GOAL OF THE EXERCISE: Reproduce the complete listing without any deviation.

─── ITEMS ───

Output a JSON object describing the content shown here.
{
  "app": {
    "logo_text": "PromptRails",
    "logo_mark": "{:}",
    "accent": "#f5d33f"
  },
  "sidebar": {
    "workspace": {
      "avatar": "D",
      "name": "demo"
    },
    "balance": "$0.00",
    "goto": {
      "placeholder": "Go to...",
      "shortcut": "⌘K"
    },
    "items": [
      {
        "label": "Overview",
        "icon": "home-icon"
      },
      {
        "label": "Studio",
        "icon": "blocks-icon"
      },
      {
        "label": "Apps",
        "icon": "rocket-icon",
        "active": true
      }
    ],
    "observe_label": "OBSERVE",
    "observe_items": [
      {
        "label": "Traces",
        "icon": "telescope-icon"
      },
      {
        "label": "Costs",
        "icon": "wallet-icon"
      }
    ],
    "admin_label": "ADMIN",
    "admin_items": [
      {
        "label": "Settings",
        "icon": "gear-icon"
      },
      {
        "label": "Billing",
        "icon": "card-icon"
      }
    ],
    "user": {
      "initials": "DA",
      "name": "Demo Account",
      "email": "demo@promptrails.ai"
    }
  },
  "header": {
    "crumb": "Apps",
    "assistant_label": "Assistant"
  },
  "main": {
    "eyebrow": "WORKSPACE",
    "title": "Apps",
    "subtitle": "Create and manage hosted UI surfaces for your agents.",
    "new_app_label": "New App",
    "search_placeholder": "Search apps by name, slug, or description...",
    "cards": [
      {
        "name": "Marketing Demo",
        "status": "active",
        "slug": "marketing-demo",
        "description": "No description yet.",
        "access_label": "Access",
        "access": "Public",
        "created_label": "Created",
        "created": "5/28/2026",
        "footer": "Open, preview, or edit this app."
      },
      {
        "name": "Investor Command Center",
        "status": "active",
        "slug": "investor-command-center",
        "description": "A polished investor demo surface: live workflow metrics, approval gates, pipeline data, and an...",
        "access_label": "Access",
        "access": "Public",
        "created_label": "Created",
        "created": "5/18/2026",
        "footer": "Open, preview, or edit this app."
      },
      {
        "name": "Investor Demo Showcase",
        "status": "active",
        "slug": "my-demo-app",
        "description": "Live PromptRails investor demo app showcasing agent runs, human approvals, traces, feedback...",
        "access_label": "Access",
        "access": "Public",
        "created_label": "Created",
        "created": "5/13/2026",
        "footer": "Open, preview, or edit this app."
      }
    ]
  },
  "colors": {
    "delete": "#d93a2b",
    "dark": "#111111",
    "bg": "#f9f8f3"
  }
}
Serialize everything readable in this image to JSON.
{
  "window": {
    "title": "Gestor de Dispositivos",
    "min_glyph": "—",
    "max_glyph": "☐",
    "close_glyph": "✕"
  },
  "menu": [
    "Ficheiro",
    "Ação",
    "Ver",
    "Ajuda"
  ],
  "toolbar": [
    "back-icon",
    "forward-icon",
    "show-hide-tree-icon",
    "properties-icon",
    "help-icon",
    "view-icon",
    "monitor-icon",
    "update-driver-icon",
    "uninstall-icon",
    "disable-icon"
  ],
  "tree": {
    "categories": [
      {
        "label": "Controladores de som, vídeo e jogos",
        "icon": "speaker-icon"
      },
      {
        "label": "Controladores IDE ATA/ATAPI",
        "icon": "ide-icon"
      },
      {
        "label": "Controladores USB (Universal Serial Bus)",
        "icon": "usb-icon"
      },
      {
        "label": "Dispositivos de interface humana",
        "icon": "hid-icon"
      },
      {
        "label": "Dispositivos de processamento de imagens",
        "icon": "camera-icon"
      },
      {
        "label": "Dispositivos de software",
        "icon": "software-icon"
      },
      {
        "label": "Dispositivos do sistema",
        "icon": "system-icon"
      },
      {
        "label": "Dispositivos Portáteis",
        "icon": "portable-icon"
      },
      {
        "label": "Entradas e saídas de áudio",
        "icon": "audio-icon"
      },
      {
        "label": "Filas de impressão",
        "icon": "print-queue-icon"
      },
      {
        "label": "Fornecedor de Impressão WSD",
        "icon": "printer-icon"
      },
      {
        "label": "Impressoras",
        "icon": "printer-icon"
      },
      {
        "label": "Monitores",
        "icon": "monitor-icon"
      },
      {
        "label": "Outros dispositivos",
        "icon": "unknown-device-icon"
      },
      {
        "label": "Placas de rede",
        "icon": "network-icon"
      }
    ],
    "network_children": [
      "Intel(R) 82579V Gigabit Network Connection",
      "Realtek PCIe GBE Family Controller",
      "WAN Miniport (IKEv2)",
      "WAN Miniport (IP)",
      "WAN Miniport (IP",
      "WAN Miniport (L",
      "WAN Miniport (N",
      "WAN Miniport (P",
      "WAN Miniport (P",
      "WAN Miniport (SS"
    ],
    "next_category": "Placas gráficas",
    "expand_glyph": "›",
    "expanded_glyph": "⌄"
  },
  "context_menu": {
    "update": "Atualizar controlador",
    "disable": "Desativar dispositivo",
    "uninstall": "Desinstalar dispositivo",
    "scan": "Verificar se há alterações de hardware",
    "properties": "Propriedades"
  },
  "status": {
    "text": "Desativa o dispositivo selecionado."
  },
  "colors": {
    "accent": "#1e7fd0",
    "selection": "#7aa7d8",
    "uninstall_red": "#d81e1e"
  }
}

───

RESULT:
Output a JSON object describing the content shown here.
{
  "app": {
    "logo_text": "PromptRails",
    "logo_mark": "{:}",
    "accent": "#f5d33f"
  },
  "sidebar": {
    "workspace": {
      "avatar": "D",
      "name": "demo"
    },
    "balance": "$0.00",
    "goto": {
      "placeholder": "Go to...",
      "shortcut": "⌘K"
    },
    "items": [
      {
        "label": "Overview",
        "icon": "home-icon"
      },
      {
        "label": "Studio",
        "icon": "blocks-icon"
      },
      {
        "label": "Apps",
        "icon": "rocket-icon",
        "active": true
      }
    ],
    "observe_label": "OBSERVE",
    "observe_items": [
      {
        "label": "Traces",
        "icon": "telescope-icon"
      },
      {
        "label": "Costs",
        "icon": "wallet-icon"
      }
    ],
    "admin_label": "ADMIN",
    "admin_items": [
      {
        "label": "Settings",
        "icon": "gear-icon"
      },
      {
        "label": "Billing",
        "icon": "card-icon"
      }
    ],
    "user": {
      "initials": "DA",
      "name": "Demo Account",
      "email": "demo@promptrails.ai"
    }
  },
  "header": {
    "crumb": "Apps",
    "assistant_label": "Assistant"
  },
  "main": {
    "eyebrow": "WORKSPACE",
    "title": "Apps",
    "subtitle": "Create and manage hosted UI surfaces for your agents.",
    "new_app_label": "New App",
    "search_placeholder": "Search apps by name, slug, or description...",
    "cards": [
      {
        "name": "Marketing Demo",
        "status": "active",
        "slug": "marketing-demo",
        "description": "No description yet.",
        "access_label": "Access",
        "access": "Public",
        "created_label": "Created",
        "created": "5/28/2026",
        "footer": "Open, preview, or edit this app."
      },
      {
        "name": "Investor Command Center",
        "status": "active",
        "slug": "investor-command-center",
        "description": "A polished investor demo surface: live workflow metrics, approval gates, pipeline data, and an...",
        "access_label": "Access",
        "access": "Public",
        "created_label": "Created",
        "created": "5/18/2026",
        "footer": "Open, preview, or edit this app."
      },
      {
        "name": "Investor Demo Showcase",
        "status": "active",
        "slug": "my-demo-app",
        "description": "Live PromptRails investor demo app showcasing agent runs, human approvals, traces, feedback...",
        "access_label": "Access",
        "access": "Public",
        "created_label": "Created",
        "created": "5/13/2026",
        "footer": "Open, preview, or edit this app."
      }
    ]
  },
  "colors": {
    "delete": "#d93a2b",
    "dark": "#111111",
    "bg": "#f9f8f3"
  }
}
Serialize everything readable in this image to JSON.
{
  "window": {
    "title": "Gestor de Dispositivos",
    "min_glyph": "—",
    "max_glyph": "☐",
    "close_glyph": "✕"
  },
  "menu": [
    "Ficheiro",
    "Ação",
    "Ver",
    "Ajuda"
  ],
  "toolbar": [
    "back-icon",
    "forward-icon",
    "show-hide-tree-icon",
    "properties-icon",
    "help-icon",
    "view-icon",
    "monitor-icon",
    "update-driver-icon",
    "uninstall-icon",
    "disable-icon"
  ],
  "tree": {
    "categories": [
      {
        "label": "Controladores de som, vídeo e jogos",
        "icon": "speaker-icon"
      },
      {
        "label": "Controladores IDE ATA/ATAPI",
        "icon": "ide-icon"
      },
      {
        "label": "Controladores USB (Universal Serial Bus)",
        "icon": "usb-icon"
      },
      {
        "label": "Dispositivos de interface humana",
        "icon": "hid-icon"
      },
      {
        "label": "Dispositivos de processamento de imagens",
        "icon": "camera-icon"
      },
      {
        "label": "Dispositivos de software",
        "icon": "software-icon"
      },
      {
        "label": "Dispositivos do sistema",
        "icon": "system-icon"
      },
      {
        "label": "Dispositivos Portáteis",
        "icon": "portable-icon"
      },
      {
        "label": "Entradas e saídas de áudio",
        "icon": "audio-icon"
      },
      {
        "label": "Filas de impressão",
        "icon": "print-queue-icon"
      },
      {
        "label": "Fornecedor de Impressão WSD",
        "icon": "printer-icon"
      },
      {
        "label": "Impressoras",
        "icon": "printer-icon"
      },
      {
        "label": "Monitores",
        "icon": "monitor-icon"
      },
      {
        "label": "Outros dispositivos",
        "icon": "unknown-device-icon"
      },
      {
        "label": "Placas de rede",
        "icon": "network-icon"
      }
    ],
    "network_children": [
      "Intel(R) 82579V Gigabit Network Connection",
      "Realtek PCIe GBE Family Controller",
      "WAN Miniport (IKEv2)",
      "WAN Miniport (IP)",
      "WAN Miniport (IP",
      "WAN Miniport (L",
      "WAN Miniport (N",
      "WAN Miniport (P",
      "WAN Miniport (P",
      "WAN Miniport (SS"
    ],
    "next_category": "Placas gráficas",
    "expand_glyph": "›",
    "expanded_glyph": "⌄"
  },
  "context_menu": {
    "update": "Atualizar controlador",
    "disable": "Desativar dispositivo",
    "uninstall": "Desinstalar dispositivo",
    "scan": "Verificar se há alterações de hardware",
    "properties": "Propriedades"
  },
  "status": {
    "text": "Desativa o dispositivo selecionado."
  },
  "colors": {
    "accent": "#1e7fd0",
    "selection": "#7aa7d8",
    "uninstall_red": "#d81e1e"
  }
}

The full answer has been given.